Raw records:
※ ※ ※

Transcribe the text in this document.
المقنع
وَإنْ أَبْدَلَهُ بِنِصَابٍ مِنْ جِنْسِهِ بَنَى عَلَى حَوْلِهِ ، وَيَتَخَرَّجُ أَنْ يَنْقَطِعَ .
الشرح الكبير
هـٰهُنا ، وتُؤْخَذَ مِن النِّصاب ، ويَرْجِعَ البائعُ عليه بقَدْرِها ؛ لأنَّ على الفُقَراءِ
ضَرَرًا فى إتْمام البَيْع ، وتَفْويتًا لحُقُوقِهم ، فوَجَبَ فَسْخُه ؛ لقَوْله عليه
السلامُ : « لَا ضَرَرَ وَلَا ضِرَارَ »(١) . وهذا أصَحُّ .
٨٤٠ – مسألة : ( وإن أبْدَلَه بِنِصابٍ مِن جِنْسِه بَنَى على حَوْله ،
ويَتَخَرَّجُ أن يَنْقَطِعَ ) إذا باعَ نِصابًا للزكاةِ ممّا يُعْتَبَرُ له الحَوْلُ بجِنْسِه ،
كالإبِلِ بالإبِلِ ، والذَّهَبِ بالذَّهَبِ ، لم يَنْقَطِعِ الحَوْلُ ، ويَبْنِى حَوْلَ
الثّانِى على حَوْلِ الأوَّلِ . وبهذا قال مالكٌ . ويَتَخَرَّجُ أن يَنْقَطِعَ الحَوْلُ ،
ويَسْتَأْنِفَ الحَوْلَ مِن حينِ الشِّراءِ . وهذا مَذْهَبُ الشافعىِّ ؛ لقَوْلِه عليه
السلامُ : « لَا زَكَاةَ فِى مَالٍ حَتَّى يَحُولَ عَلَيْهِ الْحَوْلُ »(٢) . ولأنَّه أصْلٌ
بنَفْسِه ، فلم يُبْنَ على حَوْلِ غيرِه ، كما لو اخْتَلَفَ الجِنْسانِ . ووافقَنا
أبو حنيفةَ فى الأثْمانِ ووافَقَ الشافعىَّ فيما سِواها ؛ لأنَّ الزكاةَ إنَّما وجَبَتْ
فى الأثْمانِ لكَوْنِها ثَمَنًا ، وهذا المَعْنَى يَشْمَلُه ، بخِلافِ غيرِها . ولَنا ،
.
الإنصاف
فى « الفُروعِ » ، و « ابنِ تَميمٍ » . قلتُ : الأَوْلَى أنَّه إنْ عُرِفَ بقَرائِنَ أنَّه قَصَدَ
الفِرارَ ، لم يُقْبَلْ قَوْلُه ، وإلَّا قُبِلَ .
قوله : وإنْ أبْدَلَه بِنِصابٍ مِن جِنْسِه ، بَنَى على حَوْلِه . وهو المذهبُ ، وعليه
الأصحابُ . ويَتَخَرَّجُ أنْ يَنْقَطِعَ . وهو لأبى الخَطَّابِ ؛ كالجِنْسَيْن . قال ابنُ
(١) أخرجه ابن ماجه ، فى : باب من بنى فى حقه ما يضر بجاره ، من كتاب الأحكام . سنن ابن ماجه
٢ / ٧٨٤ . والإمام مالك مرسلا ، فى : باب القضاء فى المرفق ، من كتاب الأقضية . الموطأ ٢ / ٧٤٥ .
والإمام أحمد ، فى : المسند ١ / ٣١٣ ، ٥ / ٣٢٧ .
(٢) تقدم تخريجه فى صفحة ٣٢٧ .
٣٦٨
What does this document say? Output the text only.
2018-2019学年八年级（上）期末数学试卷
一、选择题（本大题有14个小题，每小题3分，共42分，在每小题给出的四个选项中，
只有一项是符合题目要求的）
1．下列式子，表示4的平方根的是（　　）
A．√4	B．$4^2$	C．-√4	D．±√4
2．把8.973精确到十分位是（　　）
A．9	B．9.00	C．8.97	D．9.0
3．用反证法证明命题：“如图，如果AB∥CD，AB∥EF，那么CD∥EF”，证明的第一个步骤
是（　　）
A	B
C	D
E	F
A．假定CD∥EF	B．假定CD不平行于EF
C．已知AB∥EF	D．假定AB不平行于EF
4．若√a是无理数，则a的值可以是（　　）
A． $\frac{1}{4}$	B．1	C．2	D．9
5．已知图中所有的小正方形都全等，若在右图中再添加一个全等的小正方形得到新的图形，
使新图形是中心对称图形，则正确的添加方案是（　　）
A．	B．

※ ※ ※

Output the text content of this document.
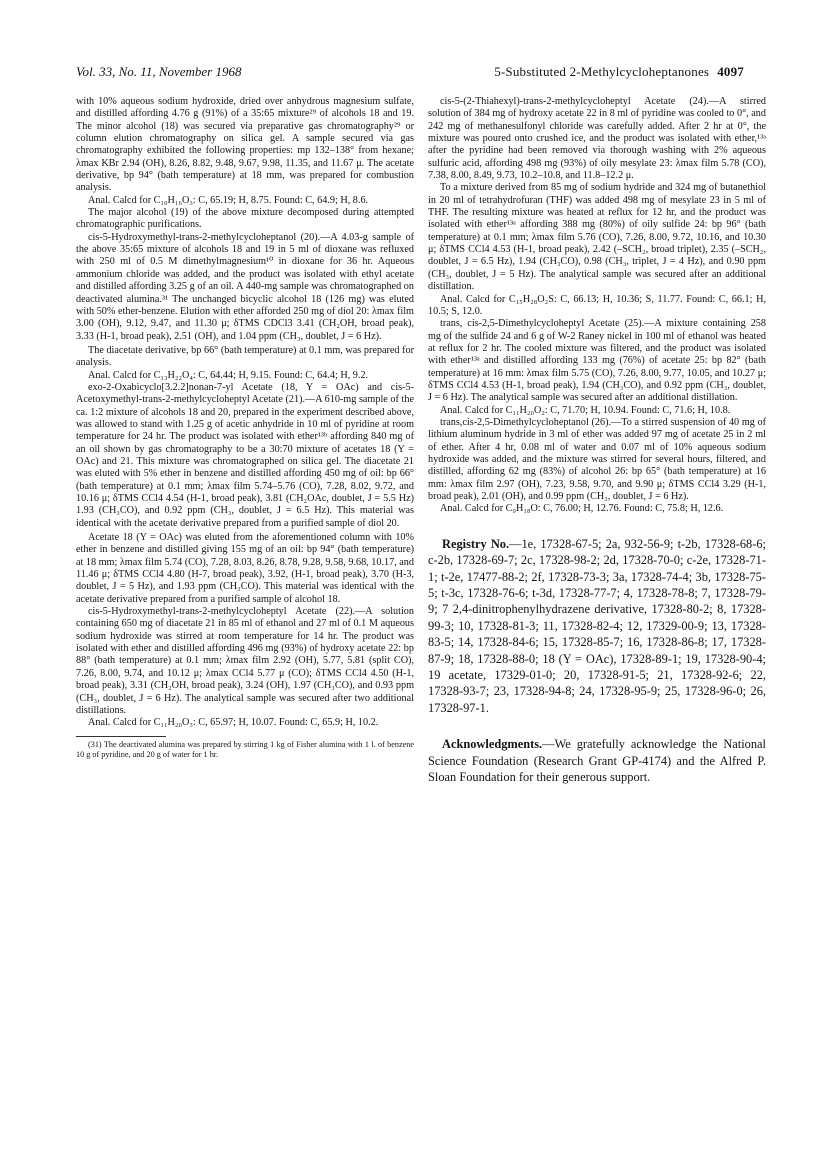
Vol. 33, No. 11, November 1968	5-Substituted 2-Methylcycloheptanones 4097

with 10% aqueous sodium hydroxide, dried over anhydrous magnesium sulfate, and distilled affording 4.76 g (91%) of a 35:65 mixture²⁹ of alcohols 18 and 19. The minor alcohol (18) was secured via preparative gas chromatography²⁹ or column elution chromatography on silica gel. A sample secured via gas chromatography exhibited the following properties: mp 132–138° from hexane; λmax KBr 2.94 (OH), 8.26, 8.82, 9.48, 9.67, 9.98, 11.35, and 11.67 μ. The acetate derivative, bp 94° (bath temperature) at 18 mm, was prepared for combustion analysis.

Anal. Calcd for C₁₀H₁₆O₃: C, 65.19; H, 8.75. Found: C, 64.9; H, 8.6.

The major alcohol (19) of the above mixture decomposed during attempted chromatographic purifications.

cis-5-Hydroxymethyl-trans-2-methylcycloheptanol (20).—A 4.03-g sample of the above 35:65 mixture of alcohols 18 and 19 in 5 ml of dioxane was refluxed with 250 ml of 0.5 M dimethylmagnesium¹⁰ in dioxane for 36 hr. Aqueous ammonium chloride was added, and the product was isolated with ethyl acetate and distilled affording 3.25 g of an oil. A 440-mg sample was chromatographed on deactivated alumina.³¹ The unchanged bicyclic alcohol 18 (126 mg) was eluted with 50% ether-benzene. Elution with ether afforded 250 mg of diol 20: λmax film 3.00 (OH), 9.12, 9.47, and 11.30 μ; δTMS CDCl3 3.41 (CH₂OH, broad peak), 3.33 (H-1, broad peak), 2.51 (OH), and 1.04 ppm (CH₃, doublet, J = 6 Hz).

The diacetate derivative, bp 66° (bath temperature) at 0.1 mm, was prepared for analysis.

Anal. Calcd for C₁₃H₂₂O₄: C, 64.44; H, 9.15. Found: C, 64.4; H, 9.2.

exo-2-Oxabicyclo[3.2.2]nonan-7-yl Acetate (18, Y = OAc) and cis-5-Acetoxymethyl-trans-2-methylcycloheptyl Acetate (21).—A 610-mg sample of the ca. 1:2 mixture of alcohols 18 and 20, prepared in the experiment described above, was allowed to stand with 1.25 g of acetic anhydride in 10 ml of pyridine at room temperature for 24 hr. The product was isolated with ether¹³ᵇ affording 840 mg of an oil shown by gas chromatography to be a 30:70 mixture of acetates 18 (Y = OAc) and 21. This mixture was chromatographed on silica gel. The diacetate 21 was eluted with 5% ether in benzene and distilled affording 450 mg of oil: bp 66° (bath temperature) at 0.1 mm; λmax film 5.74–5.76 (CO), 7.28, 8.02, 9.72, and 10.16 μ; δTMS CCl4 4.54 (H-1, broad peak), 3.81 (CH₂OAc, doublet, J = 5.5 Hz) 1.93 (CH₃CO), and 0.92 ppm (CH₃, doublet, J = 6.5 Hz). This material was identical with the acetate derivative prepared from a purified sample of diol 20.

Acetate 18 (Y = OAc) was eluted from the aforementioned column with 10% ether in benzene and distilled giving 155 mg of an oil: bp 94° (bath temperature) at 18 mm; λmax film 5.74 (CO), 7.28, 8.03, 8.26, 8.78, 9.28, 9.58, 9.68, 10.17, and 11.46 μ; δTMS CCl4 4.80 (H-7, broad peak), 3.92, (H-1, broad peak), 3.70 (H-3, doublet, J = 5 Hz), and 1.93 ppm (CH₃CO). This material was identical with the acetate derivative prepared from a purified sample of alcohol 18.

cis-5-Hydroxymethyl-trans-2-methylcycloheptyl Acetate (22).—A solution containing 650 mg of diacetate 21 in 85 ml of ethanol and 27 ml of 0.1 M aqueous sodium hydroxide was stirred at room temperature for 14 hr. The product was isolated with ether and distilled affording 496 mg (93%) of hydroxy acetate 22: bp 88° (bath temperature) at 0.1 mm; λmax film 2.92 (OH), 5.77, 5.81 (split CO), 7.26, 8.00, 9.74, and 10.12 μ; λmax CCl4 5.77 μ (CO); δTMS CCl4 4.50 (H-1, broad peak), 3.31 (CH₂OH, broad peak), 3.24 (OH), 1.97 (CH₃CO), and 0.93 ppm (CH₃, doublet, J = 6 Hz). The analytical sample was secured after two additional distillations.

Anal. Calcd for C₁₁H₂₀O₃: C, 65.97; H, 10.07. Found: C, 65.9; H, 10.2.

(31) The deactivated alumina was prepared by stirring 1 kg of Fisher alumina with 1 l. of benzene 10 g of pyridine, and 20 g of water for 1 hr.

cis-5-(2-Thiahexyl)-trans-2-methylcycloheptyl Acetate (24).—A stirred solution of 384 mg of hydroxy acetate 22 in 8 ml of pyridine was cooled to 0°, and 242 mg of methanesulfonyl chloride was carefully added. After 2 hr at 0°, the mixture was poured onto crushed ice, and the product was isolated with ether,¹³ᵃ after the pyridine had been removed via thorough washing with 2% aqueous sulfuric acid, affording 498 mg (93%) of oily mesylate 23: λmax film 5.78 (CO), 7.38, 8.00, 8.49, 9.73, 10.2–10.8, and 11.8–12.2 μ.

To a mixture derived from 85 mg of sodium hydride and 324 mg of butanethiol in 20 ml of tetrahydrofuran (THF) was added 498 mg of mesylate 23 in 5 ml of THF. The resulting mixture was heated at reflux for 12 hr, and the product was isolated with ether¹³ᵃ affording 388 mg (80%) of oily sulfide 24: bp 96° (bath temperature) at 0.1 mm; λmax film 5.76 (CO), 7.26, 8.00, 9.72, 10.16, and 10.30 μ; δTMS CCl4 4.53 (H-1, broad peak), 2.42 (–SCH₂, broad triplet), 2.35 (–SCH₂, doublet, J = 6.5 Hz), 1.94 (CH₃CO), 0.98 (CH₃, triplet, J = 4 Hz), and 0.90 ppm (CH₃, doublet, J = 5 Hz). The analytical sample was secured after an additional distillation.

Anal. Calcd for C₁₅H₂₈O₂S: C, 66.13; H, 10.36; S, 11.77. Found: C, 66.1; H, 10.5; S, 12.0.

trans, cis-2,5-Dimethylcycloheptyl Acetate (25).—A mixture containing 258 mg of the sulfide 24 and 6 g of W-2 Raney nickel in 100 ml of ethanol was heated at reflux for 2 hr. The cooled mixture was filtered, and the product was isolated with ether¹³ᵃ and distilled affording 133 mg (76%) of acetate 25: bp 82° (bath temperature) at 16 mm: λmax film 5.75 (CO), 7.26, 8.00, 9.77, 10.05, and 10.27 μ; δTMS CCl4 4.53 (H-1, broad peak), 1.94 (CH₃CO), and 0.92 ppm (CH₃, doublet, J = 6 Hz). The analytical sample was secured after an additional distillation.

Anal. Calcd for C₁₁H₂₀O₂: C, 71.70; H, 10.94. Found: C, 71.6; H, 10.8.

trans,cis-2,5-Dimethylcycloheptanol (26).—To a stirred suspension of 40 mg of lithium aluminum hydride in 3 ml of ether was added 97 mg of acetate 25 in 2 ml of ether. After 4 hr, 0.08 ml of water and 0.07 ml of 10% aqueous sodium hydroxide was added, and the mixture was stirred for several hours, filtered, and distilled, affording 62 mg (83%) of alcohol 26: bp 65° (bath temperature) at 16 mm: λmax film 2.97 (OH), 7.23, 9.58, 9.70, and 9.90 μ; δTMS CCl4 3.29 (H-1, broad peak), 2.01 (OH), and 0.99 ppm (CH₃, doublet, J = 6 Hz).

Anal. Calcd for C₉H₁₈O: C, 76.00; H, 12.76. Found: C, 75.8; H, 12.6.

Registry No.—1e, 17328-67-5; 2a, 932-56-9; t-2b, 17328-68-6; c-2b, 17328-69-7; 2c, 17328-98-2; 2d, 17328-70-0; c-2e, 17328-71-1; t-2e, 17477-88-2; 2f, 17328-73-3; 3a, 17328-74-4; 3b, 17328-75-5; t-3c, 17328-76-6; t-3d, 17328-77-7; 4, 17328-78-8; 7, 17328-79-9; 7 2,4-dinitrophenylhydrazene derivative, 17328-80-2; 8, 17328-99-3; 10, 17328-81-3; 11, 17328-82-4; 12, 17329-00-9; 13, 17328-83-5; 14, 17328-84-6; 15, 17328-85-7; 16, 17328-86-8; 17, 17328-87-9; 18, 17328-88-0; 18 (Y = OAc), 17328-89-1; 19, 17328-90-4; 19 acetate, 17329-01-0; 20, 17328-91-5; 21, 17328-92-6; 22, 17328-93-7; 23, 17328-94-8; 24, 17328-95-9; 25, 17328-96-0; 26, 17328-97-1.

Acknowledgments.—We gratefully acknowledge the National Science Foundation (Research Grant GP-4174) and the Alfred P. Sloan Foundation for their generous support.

※ ※ ※

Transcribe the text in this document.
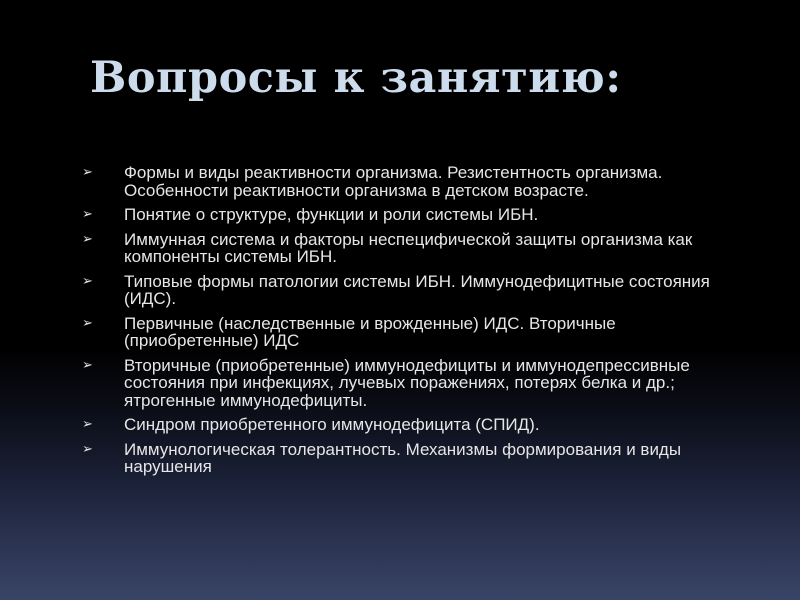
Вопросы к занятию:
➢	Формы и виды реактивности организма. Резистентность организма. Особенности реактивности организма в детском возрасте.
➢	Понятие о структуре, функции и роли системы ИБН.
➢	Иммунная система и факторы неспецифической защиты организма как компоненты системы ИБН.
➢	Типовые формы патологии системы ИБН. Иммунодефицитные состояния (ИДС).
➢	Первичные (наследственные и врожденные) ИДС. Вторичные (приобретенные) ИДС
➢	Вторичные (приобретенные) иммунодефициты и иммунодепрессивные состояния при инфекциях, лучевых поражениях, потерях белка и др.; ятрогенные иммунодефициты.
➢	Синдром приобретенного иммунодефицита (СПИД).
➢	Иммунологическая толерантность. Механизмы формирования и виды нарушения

※ ※ ※

Work to complete: Return each line where "приобретенные" shows up.

Written answer:
➢	Первичные (наследственные и врожденные) ИДС. Вторичные (приобретенные) ИДС
➢	Вторичные (приобретенные) иммунодефициты и иммунодепрессивные состояния при инфекциях, лучевых поражениях, потерях белка и др.; ятрогенные иммунодефициты.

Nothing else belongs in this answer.